+++ Records to use +++
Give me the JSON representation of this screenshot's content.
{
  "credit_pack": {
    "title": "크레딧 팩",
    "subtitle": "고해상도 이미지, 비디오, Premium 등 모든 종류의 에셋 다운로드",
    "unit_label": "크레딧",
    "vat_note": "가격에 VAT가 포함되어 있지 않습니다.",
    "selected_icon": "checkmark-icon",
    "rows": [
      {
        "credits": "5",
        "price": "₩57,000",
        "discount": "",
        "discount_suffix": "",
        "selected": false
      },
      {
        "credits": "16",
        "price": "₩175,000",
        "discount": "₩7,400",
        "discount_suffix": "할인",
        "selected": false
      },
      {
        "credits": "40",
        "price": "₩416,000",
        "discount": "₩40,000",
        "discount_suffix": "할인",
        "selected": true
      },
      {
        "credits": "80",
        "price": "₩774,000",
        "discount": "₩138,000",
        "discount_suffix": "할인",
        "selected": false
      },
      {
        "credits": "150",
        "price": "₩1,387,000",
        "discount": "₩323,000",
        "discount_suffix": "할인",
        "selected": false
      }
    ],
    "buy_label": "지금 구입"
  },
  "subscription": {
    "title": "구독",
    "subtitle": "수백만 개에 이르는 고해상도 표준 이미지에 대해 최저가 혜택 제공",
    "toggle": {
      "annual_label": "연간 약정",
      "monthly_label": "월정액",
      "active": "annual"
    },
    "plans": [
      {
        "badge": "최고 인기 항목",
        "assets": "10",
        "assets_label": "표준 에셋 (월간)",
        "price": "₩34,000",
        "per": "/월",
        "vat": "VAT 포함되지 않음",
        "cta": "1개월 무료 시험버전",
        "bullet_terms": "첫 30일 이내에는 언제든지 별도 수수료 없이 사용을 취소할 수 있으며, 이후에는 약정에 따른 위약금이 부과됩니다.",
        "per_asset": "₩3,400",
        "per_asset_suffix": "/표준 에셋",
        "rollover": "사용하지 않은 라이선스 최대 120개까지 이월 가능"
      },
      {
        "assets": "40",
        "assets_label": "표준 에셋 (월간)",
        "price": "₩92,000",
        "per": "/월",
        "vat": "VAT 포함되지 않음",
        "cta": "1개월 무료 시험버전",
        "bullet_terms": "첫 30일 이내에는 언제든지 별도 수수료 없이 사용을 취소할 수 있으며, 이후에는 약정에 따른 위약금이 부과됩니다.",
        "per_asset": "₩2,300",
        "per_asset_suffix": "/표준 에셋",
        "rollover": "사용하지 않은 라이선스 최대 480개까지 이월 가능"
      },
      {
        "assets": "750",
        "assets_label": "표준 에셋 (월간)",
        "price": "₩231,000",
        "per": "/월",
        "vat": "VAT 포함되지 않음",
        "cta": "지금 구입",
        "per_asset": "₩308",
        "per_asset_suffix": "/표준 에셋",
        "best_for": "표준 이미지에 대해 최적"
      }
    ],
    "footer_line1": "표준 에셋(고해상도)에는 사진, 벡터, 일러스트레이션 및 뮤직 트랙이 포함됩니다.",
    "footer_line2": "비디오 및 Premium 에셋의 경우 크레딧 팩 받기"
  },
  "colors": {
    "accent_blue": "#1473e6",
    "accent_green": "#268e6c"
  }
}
+++
Description of the task
In the lines above, find each one with "Premium" and list it.

Output
    "subtitle": "고해상도 이미지, 비디오, Premium 등 모든 종류의 에셋 다운로드",
    "footer_line2": "비디오 및 Premium 에셋의 경우 크레딧 팩 받기"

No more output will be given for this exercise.